### Selected passage
Growing evidence has proved that the incidence of multiple diseases in adulthood is closely related to nutritional conditions and environmental exposure early in life, which developed into a new branch of scientific knowledge known as the developmental origins of health and disease (DOHaD) [1]. Gestational diabetes mellitus (GDM), one of the most common serious medical complications of pregnancy, has been confirmed to place offspring at an increased risk for long-term adverse outcomes including obesity and type 2 diabetes mellitus [24]. However, the mechanisms of intrauterine hyperglycemia affecting the glucolipid metabolism of offspring are still under discussion [5, 6]; this study is aimed at providing a basis for future research to explore the impact of intrauterine hyperglycemia on two generations of offspring and its corresponding mechanisms.

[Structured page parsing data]
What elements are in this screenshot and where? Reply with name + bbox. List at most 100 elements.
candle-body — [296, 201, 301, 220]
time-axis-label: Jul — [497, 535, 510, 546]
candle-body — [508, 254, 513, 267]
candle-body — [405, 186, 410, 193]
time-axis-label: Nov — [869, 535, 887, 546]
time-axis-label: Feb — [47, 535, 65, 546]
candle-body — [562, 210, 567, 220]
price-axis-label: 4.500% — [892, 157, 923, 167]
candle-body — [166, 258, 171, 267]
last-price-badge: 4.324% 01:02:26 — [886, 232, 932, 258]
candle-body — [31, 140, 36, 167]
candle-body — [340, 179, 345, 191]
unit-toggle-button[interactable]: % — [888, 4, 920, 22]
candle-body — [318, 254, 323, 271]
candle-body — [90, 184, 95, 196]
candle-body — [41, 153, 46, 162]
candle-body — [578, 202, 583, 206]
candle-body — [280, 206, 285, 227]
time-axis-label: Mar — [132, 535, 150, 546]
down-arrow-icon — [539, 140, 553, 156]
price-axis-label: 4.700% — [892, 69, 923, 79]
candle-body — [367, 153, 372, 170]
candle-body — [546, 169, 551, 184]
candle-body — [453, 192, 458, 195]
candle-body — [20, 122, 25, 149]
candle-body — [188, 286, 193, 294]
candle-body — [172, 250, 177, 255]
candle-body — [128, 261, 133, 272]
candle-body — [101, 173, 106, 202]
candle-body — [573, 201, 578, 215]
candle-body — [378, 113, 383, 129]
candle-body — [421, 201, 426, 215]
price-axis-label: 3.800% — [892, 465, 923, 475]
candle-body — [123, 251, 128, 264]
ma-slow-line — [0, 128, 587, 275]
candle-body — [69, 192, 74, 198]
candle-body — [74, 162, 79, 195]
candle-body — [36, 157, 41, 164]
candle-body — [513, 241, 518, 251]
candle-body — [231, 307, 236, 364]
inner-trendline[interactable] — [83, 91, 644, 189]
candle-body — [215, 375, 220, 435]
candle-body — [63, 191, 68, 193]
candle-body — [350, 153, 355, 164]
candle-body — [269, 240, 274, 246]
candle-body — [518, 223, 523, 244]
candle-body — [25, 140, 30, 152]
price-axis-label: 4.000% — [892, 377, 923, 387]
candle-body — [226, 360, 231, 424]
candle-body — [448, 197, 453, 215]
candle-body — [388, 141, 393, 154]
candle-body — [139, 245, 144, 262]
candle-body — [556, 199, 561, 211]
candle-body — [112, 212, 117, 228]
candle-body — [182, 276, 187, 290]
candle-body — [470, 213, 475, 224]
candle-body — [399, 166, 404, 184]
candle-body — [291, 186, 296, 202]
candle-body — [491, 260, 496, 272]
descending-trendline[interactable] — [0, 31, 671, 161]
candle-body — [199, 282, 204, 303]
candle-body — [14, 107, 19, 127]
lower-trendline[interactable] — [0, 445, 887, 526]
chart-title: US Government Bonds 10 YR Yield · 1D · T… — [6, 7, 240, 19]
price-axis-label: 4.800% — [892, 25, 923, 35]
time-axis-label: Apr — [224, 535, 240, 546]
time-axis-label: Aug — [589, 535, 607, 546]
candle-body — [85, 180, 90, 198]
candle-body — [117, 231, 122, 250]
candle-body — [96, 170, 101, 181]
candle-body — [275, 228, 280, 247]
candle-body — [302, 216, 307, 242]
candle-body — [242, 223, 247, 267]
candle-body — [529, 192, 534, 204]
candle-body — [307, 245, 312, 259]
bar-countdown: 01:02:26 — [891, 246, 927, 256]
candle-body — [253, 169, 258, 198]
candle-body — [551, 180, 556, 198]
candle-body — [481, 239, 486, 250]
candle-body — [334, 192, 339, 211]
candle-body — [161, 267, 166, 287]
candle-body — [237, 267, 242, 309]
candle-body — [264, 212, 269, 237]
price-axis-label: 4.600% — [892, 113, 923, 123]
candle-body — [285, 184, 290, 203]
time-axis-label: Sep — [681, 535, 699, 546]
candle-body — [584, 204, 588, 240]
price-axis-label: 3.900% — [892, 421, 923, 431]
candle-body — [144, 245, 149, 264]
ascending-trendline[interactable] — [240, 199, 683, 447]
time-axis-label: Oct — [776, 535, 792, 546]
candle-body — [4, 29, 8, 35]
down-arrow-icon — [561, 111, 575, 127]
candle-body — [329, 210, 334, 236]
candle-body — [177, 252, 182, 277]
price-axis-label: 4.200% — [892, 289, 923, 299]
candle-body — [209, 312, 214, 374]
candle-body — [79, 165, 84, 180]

### Tasks
A. List every specific medical condition that the passage on gestational diabetes and offspring health names.
B. Pick up the passage on gestational diabetes and offspring health after its final sentence and continue writing it.
The records have nothing to do with this.

### Your responses
A. Gestational diabetes mellitus, obesity, type 2 diabetes mellitus, and intrauterine hyperglycemia.

B.
Rho guanine nucleotide exchange factor 11 (ARHGEF11) is an activator of Rho GTPases that plays a fundamental role in the regulation of G protein signaling and a number of cellular processes, including insulin secretion, insulin signaling, and lipid metabolism. Numerous studies have confirmed the correlation between a R1467H variant in ARHGEF11 and type 2 diabetes [711]. Rho protein kinase (ROCK), a serine/threonine (Ser/Thr) kinase, is the predominant and most direct effector molecule downstream of Rho GTPases [12, 13], and it can directly affect the Ser/Thr phosphorylation of the insulin receptor substrate (IRS) and regulate insulin resistance through the PI3K/AKT signaling pathway [14, 15]. Several studies have confirmed that ARHGEF11 affects the metabolism of glucose and fatty acids through the insulin signaling pathway and acts as a key determinant of metabolism- and obesity-associated pathologies [1618]. In our previous work, we demonstrated the connection of ARHGEF11 and the insulin signaling pathway in the placenta with fetal macrosomia [19], with the intention of taking further our understanding of its role on the development of intrauterine hyperglycemia offspring.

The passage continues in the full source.